* begin DATA ROWS *
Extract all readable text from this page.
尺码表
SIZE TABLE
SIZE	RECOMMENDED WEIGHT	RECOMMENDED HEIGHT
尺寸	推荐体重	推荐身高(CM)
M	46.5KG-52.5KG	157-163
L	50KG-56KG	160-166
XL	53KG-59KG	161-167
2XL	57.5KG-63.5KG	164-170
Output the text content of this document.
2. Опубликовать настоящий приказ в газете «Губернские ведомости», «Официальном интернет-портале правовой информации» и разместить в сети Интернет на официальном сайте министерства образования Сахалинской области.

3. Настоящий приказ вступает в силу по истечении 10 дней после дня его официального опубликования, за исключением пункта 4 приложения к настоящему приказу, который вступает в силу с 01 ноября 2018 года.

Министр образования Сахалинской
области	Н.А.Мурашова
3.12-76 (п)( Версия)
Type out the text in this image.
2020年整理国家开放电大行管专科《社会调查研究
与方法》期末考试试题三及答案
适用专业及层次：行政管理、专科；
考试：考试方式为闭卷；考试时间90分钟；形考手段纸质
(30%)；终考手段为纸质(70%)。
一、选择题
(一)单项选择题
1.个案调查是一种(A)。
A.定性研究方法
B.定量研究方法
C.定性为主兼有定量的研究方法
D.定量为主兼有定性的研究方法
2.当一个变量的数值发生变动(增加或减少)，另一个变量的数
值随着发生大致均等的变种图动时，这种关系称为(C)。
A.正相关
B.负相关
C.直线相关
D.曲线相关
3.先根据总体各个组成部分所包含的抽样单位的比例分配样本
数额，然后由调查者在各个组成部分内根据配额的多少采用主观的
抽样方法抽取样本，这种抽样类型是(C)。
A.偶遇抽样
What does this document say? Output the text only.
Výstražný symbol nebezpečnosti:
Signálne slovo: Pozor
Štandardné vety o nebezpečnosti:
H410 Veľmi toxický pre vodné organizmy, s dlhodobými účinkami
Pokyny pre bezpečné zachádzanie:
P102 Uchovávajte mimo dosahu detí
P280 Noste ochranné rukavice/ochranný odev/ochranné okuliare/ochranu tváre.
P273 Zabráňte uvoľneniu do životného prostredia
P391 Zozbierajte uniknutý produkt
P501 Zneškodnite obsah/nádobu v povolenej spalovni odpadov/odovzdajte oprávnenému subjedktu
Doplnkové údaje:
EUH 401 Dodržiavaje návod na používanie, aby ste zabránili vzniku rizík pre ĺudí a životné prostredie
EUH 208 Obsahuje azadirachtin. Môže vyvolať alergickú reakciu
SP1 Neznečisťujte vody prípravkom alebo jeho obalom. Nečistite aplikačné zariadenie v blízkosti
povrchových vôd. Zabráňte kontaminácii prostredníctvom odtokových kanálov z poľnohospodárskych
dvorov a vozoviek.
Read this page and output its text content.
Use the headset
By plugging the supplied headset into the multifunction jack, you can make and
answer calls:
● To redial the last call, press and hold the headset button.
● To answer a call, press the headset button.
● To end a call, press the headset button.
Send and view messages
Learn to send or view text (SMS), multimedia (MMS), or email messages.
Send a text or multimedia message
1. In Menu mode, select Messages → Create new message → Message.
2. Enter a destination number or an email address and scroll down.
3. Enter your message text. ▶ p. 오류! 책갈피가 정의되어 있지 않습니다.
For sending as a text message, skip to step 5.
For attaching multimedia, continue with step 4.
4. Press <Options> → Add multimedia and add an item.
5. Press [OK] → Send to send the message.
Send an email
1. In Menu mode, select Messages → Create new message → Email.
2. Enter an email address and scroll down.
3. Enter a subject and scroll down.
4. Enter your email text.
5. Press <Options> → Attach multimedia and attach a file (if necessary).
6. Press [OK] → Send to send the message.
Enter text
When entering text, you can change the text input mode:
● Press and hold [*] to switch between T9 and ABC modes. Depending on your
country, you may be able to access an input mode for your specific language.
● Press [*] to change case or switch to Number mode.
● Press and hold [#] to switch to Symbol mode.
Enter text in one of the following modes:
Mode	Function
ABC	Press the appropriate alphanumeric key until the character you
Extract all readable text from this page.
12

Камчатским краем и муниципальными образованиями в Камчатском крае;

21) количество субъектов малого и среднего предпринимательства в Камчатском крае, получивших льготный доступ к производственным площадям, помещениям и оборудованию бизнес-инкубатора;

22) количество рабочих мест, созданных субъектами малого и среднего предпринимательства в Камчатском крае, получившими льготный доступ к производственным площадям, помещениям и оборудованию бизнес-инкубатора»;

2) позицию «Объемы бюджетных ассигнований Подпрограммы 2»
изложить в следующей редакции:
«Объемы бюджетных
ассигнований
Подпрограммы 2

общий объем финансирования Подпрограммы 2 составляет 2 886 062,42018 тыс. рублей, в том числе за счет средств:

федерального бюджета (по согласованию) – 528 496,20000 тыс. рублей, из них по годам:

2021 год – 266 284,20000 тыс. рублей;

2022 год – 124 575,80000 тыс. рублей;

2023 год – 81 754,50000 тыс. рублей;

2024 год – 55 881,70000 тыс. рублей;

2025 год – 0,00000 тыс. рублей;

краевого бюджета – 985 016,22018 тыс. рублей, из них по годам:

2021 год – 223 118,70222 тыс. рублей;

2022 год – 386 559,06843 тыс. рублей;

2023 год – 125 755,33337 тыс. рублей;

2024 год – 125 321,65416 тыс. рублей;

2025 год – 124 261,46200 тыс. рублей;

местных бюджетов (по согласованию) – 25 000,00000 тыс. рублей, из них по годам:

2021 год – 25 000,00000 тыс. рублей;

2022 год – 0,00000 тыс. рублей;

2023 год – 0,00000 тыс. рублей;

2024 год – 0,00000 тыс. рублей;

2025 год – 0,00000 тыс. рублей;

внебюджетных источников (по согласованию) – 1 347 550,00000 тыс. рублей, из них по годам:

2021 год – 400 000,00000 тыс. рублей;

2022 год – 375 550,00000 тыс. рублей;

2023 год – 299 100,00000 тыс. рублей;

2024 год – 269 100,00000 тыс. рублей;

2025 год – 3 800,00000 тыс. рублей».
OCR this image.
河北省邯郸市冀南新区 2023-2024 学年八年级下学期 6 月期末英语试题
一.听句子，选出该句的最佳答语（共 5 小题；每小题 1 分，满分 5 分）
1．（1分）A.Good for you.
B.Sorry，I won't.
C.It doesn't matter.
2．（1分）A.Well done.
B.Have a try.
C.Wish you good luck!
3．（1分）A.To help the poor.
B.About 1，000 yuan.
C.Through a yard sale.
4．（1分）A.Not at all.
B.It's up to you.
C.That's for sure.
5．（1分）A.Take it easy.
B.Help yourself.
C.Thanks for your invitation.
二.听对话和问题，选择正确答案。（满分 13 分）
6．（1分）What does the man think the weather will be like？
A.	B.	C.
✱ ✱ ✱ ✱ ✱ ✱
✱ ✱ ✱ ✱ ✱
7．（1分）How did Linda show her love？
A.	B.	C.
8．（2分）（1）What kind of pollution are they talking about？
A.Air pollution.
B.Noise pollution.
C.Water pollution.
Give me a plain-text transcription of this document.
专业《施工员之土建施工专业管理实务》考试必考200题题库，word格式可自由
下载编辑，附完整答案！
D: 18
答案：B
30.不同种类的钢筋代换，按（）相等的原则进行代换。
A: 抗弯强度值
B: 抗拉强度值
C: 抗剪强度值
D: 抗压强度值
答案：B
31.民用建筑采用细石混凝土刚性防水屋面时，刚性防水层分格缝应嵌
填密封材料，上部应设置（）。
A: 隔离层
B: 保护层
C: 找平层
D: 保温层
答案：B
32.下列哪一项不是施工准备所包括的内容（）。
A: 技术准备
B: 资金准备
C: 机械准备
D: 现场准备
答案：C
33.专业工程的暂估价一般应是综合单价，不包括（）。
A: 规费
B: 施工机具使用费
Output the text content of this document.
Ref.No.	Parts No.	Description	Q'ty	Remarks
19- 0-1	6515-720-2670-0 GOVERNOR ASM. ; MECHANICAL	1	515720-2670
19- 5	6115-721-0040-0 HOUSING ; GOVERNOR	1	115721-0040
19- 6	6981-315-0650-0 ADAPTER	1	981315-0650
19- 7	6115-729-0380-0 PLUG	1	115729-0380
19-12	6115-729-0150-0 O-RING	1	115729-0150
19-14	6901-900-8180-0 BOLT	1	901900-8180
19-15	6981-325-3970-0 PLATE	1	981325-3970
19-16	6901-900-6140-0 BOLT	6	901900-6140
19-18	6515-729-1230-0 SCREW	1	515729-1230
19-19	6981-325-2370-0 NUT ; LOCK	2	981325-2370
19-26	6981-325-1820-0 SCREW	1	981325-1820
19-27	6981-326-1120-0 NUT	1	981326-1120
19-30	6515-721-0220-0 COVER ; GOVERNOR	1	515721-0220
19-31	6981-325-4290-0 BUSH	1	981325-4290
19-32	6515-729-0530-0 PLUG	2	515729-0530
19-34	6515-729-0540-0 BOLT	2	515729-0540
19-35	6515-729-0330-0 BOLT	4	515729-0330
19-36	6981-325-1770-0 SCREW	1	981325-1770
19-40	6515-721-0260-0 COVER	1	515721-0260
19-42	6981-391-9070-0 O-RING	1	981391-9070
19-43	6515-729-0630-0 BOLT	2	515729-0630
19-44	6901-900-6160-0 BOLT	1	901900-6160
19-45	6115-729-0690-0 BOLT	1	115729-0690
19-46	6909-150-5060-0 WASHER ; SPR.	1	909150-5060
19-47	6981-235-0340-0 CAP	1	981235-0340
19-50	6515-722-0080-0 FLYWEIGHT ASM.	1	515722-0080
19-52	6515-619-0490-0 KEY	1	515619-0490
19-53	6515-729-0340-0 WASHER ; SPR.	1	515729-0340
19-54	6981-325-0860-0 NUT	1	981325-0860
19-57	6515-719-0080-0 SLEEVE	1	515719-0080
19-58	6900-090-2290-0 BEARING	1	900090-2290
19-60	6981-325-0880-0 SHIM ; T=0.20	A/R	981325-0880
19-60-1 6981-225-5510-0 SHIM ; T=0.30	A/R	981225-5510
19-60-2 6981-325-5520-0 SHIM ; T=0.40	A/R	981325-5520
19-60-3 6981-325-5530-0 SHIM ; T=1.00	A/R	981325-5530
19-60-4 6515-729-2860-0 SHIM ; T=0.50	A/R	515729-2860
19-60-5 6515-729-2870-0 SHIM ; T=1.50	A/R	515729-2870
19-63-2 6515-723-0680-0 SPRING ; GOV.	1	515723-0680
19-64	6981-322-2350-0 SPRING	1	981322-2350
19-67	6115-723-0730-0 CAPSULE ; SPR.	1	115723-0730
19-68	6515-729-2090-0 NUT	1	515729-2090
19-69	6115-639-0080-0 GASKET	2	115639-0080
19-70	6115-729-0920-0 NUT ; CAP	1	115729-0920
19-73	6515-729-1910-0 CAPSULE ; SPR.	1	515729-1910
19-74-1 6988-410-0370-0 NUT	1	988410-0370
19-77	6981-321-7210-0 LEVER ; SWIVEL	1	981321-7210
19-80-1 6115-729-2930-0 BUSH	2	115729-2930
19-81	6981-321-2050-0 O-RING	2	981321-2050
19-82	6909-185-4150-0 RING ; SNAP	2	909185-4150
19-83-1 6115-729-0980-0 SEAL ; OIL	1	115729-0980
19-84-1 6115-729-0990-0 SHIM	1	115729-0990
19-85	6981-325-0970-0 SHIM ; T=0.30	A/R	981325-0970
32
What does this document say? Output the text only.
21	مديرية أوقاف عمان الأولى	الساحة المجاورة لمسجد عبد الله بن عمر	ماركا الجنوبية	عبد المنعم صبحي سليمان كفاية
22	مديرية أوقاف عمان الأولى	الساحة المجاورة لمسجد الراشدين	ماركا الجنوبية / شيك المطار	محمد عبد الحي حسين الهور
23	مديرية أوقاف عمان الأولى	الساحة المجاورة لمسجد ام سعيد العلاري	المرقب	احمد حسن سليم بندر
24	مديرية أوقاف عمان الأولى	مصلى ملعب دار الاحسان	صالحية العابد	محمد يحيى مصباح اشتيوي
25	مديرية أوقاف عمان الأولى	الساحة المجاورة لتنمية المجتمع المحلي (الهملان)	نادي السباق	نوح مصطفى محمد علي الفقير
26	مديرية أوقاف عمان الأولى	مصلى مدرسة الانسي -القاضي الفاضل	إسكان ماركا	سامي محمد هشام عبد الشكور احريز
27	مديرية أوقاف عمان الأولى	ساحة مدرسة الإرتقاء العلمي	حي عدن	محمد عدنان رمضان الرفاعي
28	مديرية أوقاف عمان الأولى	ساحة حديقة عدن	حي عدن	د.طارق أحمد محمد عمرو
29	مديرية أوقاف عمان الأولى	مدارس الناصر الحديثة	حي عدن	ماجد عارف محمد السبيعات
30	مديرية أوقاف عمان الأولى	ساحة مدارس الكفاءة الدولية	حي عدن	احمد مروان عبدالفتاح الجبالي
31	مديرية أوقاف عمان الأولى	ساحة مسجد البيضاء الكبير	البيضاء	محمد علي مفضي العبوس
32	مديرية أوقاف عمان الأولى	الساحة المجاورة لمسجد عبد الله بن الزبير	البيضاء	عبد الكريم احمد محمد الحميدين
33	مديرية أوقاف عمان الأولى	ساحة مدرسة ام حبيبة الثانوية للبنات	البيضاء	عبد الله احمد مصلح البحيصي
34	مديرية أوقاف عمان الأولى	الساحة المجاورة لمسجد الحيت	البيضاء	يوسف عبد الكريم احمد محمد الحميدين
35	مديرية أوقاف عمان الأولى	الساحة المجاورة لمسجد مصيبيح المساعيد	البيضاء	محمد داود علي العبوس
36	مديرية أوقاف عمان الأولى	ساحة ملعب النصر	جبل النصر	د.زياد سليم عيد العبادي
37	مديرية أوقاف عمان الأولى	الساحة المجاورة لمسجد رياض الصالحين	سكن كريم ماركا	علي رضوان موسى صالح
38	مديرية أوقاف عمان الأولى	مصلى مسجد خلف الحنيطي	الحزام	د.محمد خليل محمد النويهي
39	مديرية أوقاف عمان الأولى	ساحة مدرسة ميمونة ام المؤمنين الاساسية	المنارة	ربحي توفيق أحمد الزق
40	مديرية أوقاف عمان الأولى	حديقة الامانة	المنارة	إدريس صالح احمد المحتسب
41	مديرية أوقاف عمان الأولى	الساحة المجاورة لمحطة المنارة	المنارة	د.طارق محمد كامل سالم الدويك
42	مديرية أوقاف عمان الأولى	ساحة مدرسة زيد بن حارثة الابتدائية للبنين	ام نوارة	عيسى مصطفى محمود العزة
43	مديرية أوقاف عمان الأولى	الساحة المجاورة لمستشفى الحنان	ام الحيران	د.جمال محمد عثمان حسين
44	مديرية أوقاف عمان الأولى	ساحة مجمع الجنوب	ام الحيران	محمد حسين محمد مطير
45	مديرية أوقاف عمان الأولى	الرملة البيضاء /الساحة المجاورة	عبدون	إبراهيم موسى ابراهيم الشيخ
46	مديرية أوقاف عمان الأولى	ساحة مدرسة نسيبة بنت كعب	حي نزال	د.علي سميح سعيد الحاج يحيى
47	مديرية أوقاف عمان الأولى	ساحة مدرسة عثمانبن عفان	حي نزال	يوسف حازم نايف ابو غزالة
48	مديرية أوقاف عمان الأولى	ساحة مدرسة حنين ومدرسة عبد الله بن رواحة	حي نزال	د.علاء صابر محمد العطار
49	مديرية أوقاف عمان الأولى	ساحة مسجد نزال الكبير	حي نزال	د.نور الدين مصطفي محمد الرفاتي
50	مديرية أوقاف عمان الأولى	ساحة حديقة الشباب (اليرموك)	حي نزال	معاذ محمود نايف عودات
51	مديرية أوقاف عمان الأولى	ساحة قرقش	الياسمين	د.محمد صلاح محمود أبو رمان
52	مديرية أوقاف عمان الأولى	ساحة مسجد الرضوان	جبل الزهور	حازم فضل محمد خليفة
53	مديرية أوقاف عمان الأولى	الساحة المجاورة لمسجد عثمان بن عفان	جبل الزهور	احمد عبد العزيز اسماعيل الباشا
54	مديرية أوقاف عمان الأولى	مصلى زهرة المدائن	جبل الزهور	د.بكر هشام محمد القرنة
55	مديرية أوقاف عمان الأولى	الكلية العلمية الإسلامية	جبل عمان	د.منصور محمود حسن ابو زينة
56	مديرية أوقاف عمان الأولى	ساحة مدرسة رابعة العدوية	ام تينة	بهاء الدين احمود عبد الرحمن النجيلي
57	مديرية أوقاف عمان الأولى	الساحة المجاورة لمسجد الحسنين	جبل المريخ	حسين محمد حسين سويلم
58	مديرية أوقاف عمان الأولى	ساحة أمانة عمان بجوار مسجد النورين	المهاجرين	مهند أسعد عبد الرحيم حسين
* end DATA ROWS *
* **TASK**:
Copy out every line of the data that includes the word "نزال".

* **WRITTEN REPLY**:
46	مديرية أوقاف عمان الأولى	ساحة مدرسة نسيبة بنت كعب	حي نزال	د.علي سميح سعيد الحاج يحيى
47	مديرية أوقاف عمان الأولى	ساحة مدرسة عثمانبن عفان	حي نزال	يوسف حازم نايف ابو غزالة
48	مديرية أوقاف عمان الأولى	ساحة مدرسة حنين ومدرسة عبد الله بن رواحة	حي نزال	د.علاء صابر محمد العطار
49	مديرية أوقاف عمان الأولى	ساحة مسجد نزال الكبير	حي نزال	د.نور الدين مصطفي محمد الرفاتي
50	مديرية أوقاف عمان الأولى	ساحة حديقة الشباب (اليرموك)	حي نزال	معاذ محمود نايف عودات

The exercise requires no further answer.